*Description of the task:*
Pick out all lines of the entries that include the word "Weber" and copy them.

*Data to use:*
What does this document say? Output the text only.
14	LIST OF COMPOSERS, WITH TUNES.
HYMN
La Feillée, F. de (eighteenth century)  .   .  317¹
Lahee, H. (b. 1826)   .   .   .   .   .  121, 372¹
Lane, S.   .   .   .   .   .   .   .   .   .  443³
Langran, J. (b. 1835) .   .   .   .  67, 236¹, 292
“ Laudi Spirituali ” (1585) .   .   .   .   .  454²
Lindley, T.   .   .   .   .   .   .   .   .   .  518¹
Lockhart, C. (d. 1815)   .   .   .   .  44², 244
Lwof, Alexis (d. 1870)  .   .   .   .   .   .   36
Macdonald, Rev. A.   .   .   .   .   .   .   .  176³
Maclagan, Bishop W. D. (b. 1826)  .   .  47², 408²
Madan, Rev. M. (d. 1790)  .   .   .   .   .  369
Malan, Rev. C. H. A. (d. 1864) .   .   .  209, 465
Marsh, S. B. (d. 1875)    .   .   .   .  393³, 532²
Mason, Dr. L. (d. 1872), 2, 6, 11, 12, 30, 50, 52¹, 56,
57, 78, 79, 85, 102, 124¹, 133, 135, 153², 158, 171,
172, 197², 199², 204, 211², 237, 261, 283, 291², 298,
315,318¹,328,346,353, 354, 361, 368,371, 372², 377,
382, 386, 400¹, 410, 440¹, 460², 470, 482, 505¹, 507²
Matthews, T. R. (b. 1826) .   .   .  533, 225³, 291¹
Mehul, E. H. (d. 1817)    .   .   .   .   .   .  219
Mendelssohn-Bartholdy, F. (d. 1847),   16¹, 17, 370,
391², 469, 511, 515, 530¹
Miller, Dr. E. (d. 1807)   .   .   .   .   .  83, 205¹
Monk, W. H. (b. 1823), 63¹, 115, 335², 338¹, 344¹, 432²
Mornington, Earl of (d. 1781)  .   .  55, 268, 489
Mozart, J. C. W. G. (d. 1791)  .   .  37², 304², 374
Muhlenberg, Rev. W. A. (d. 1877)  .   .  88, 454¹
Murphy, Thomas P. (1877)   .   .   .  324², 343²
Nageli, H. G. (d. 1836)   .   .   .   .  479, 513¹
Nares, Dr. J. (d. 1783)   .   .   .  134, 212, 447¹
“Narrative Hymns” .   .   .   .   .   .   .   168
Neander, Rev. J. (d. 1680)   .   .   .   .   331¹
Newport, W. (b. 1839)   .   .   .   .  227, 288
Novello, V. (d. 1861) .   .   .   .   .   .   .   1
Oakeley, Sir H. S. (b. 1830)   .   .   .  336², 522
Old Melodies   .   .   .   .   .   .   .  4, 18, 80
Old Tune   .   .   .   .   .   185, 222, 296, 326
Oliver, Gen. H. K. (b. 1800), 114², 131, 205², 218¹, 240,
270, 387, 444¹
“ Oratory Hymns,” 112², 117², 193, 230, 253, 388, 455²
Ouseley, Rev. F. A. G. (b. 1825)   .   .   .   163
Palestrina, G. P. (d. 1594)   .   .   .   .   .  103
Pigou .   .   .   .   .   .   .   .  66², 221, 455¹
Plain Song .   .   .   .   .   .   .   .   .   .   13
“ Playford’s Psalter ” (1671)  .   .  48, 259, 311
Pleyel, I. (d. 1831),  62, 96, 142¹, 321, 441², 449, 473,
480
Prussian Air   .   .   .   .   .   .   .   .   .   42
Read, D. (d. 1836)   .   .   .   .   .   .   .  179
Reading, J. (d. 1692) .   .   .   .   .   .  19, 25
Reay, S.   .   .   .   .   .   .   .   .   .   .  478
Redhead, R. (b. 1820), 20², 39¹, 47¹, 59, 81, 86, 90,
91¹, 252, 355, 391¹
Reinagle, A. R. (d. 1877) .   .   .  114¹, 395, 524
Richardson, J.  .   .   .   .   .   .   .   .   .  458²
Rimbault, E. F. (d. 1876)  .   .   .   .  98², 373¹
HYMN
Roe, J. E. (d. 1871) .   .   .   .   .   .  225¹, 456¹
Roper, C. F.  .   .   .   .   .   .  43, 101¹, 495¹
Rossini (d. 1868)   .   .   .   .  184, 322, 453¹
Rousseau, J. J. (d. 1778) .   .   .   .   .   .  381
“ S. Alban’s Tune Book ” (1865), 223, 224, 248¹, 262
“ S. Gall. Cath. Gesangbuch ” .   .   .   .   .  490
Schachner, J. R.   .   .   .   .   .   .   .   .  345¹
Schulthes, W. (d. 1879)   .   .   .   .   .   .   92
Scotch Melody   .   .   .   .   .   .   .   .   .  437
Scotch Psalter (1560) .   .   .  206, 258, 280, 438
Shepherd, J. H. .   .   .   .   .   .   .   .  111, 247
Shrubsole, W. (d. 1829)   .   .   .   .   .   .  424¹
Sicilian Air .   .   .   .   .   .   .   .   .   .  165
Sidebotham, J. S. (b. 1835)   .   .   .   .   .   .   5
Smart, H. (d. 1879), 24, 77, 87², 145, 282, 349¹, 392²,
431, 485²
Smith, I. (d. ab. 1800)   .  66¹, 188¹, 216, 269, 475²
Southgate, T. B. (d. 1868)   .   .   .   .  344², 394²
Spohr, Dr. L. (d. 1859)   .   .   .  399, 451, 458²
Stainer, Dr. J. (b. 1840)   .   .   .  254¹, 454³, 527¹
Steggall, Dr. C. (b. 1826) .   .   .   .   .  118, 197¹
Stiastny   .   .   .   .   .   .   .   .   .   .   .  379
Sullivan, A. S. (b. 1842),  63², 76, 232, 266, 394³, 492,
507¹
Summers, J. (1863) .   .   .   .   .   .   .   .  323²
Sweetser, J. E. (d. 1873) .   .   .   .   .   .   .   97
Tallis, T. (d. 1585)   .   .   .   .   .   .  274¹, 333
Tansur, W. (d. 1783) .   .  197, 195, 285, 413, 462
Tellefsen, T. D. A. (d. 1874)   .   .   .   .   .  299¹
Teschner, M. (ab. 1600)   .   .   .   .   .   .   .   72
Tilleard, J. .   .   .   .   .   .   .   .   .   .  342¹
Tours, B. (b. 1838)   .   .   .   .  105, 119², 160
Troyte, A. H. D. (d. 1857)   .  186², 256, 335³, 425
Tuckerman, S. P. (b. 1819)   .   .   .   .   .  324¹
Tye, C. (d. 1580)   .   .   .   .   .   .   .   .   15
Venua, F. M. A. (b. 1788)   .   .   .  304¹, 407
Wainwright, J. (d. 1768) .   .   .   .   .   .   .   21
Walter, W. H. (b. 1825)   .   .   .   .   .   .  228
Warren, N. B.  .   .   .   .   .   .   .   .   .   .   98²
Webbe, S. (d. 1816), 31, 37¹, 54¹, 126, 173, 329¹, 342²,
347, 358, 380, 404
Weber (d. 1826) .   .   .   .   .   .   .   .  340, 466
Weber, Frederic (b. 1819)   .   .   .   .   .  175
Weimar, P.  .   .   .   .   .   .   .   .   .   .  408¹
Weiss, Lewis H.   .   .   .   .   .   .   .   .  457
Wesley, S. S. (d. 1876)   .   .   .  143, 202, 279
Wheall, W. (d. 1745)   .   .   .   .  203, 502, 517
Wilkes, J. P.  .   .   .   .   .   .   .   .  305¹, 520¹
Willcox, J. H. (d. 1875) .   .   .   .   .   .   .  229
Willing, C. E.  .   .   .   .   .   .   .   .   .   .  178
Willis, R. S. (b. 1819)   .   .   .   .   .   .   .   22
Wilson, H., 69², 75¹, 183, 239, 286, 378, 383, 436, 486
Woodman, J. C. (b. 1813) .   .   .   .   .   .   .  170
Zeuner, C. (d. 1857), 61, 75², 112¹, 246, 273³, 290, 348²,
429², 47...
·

*Written reply:*
Weber (d. 1826) .   .   .   .   .   .   .   .  340, 466
Weber, Frederic (b. 1819)   .   .   .   .   .  175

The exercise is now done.